** begin Stored rows **
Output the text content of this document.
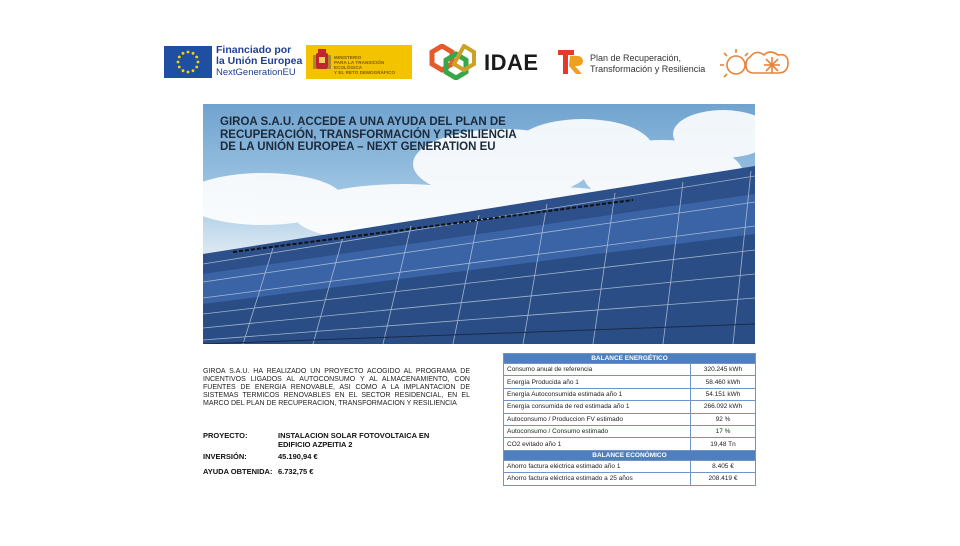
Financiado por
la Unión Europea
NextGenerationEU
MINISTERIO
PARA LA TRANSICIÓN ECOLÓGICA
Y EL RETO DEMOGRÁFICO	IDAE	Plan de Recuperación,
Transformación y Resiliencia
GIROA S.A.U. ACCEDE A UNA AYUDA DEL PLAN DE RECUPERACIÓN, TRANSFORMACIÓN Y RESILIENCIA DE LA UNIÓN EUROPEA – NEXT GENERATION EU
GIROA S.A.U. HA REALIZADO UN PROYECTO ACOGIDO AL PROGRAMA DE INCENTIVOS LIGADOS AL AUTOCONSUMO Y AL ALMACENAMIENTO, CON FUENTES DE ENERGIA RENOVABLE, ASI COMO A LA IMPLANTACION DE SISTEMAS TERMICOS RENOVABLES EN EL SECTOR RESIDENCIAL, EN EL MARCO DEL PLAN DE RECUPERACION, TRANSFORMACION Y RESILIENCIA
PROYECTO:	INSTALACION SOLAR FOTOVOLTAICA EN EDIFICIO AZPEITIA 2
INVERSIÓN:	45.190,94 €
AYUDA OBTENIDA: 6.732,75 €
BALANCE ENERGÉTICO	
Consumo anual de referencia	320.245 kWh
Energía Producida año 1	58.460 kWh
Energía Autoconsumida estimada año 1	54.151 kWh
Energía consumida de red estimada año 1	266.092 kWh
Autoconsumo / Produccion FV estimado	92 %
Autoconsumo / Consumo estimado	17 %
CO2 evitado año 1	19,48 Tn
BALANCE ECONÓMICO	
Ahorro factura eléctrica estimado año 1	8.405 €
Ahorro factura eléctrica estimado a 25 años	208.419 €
** end Stored rows **
_Given problem_. Restate each entry word for word, please, but drop any images it holds.

_Task result_.
Output the text content of this document.
Financiado por
la Unión Europea
NextGenerationEU
MINISTERIO
PARA LA TRANSICIÓN ECOLÓGICA
Y EL RETO DEMOGRÁFICO	IDAE	Plan de Recuperación,
Transformación y Resiliencia
GIROA S.A.U. ACCEDE A UNA AYUDA DEL PLAN DE RECUPERACIÓN, TRANSFORMACIÓN Y RESILIENCIA DE LA UNIÓN EUROPEA – NEXT GENERATION EU
GIROA S.A.U. HA REALIZADO UN PROYECTO ACOGIDO AL PROGRAMA DE INCENTIVOS LIGADOS AL AUTOCONSUMO Y AL ALMACENAMIENTO, CON FUENTES DE ENERGIA RENOVABLE, ASI COMO A LA IMPLANTACION DE SISTEMAS TERMICOS RENOVABLES EN EL SECTOR RESIDENCIAL, EN EL MARCO DEL PLAN DE RECUPERACION, TRANSFORMACION Y RESILIENCIA
PROYECTO:	INSTALACION SOLAR FOTOVOLTAICA EN EDIFICIO AZPEITIA 2
INVERSIÓN:	45.190,94 €
AYUDA OBTENIDA: 6.732,75 €
BALANCE ENERGÉTICO	
Consumo anual de referencia	320.245 kWh
Energía Producida año 1	58.460 kWh
Energía Autoconsumida estimada año 1	54.151 kWh
Energía consumida de red estimada año 1	266.092 kWh
Autoconsumo / Produccion FV estimado	92 %
Autoconsumo / Consumo estimado	17 %
CO2 evitado año 1	19,48 Tn
BALANCE ECONÓMICO	
Ahorro factura eléctrica estimado año 1	8.405 €
Ahorro factura eléctrica estimado a 25 años	208.419 €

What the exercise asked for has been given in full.